Goal: In the listing below, locate the lines that hold "возрасте" and copy them.

--- start of Listed entries ---

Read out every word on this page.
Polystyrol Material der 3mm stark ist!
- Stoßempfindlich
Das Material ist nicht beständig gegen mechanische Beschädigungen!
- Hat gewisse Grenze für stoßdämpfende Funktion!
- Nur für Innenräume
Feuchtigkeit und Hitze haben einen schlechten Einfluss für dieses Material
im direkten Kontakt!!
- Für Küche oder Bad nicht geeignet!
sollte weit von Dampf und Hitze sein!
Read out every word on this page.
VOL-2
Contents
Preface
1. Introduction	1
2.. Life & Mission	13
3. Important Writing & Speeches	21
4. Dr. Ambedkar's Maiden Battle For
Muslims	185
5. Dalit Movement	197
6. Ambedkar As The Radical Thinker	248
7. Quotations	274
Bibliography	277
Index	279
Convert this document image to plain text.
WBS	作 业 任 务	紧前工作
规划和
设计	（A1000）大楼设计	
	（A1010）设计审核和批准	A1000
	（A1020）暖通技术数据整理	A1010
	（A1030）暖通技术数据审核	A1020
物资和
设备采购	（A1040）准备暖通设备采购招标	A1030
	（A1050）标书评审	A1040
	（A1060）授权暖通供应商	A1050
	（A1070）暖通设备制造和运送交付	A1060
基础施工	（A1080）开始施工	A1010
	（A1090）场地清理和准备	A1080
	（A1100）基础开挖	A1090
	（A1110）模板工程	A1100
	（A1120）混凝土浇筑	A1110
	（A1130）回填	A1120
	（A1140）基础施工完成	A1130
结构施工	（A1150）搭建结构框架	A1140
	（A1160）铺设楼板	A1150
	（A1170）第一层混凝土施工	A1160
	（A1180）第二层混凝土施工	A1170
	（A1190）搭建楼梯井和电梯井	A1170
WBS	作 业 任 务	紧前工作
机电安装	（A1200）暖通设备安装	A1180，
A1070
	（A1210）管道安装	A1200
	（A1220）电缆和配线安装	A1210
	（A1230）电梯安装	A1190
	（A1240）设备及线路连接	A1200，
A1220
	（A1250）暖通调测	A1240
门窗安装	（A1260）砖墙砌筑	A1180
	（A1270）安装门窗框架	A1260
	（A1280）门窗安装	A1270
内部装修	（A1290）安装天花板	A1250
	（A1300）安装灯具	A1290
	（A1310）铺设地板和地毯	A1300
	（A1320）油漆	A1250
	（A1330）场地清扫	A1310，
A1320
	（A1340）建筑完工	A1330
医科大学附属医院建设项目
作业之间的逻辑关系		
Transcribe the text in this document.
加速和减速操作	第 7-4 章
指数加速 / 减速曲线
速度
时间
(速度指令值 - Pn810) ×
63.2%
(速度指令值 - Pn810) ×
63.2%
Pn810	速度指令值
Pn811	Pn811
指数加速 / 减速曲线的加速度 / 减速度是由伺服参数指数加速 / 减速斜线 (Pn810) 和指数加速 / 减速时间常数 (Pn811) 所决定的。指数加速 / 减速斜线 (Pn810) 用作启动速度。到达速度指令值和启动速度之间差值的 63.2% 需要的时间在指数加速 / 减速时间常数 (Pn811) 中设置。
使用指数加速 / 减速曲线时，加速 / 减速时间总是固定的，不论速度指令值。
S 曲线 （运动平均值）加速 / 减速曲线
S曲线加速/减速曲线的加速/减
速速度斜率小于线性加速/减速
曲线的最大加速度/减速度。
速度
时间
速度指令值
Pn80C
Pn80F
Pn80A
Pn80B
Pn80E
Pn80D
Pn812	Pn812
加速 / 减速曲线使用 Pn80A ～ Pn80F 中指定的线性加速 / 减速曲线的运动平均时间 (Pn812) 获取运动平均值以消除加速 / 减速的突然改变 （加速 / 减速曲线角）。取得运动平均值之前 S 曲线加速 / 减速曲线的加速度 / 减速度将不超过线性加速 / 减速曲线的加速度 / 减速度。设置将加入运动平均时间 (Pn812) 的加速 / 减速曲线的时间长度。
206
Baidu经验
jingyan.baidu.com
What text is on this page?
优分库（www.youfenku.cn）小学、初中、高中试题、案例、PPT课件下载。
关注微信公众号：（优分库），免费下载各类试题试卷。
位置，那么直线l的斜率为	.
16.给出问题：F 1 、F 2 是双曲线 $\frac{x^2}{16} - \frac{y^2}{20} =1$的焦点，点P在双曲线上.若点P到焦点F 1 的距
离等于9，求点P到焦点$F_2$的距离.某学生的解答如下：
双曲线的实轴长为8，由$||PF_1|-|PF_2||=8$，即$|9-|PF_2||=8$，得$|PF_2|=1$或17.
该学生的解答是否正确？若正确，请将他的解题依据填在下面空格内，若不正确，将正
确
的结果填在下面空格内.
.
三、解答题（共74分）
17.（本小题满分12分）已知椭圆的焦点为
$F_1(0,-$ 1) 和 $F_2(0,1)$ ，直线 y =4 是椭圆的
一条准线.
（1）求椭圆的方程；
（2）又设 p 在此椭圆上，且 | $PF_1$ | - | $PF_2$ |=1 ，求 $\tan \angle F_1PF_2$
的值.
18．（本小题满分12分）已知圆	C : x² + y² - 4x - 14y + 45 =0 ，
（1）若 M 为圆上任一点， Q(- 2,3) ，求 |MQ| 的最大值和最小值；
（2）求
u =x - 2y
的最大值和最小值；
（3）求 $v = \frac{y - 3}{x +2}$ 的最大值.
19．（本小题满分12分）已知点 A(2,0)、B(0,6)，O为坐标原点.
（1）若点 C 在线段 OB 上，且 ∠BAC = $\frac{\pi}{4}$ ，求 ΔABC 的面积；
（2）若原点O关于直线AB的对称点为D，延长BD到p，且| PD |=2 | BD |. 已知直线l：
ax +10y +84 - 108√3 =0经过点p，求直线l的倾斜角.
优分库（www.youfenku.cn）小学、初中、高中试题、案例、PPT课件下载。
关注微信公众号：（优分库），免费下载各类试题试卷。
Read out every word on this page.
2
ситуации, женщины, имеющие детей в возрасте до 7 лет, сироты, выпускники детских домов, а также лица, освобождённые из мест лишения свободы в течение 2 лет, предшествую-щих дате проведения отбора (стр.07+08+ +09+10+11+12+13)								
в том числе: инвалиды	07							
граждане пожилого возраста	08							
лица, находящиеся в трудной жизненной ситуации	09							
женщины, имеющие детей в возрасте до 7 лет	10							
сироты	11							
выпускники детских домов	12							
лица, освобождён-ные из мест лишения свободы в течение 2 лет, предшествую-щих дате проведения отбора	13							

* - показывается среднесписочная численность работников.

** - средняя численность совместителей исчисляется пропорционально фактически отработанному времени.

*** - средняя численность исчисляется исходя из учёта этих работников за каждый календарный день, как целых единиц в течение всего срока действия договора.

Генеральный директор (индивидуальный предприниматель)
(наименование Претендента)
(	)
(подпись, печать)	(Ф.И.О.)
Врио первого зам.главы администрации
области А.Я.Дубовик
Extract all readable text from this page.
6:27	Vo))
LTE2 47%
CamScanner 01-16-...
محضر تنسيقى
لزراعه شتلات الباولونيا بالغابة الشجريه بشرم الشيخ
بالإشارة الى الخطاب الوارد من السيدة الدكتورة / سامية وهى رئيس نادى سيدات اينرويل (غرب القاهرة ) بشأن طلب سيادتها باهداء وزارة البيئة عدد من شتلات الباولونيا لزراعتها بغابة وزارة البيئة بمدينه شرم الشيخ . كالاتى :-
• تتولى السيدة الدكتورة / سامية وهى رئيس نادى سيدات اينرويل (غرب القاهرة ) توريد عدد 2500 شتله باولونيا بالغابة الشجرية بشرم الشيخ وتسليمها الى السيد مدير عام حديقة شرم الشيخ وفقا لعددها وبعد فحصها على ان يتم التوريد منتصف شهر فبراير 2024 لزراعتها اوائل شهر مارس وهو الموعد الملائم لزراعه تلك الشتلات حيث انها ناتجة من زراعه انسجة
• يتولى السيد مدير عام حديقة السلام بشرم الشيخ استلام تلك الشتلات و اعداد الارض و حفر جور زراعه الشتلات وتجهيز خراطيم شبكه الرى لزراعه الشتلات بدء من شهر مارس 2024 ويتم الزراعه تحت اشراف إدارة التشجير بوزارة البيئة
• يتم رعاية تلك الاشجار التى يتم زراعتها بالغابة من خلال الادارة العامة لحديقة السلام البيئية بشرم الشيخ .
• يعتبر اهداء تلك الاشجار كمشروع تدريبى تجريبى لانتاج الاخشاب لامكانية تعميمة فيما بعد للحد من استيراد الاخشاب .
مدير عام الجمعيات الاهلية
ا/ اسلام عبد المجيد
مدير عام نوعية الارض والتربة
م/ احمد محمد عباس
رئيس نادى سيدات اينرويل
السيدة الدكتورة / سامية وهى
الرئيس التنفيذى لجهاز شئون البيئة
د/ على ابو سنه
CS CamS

--- end of Listed entries ---

Response below:
ситуации, женщины, имеющие детей в возрасте до 7 лет, сироты, выпускники детских домов, а также лица, освобождённые из мест лишения свободы в течение 2 лет, предшествую-щих дате проведения отбора (стр.07+08+ +09+10+11+12+13)								
женщины, имеющие детей в возрасте до 7 лет	10							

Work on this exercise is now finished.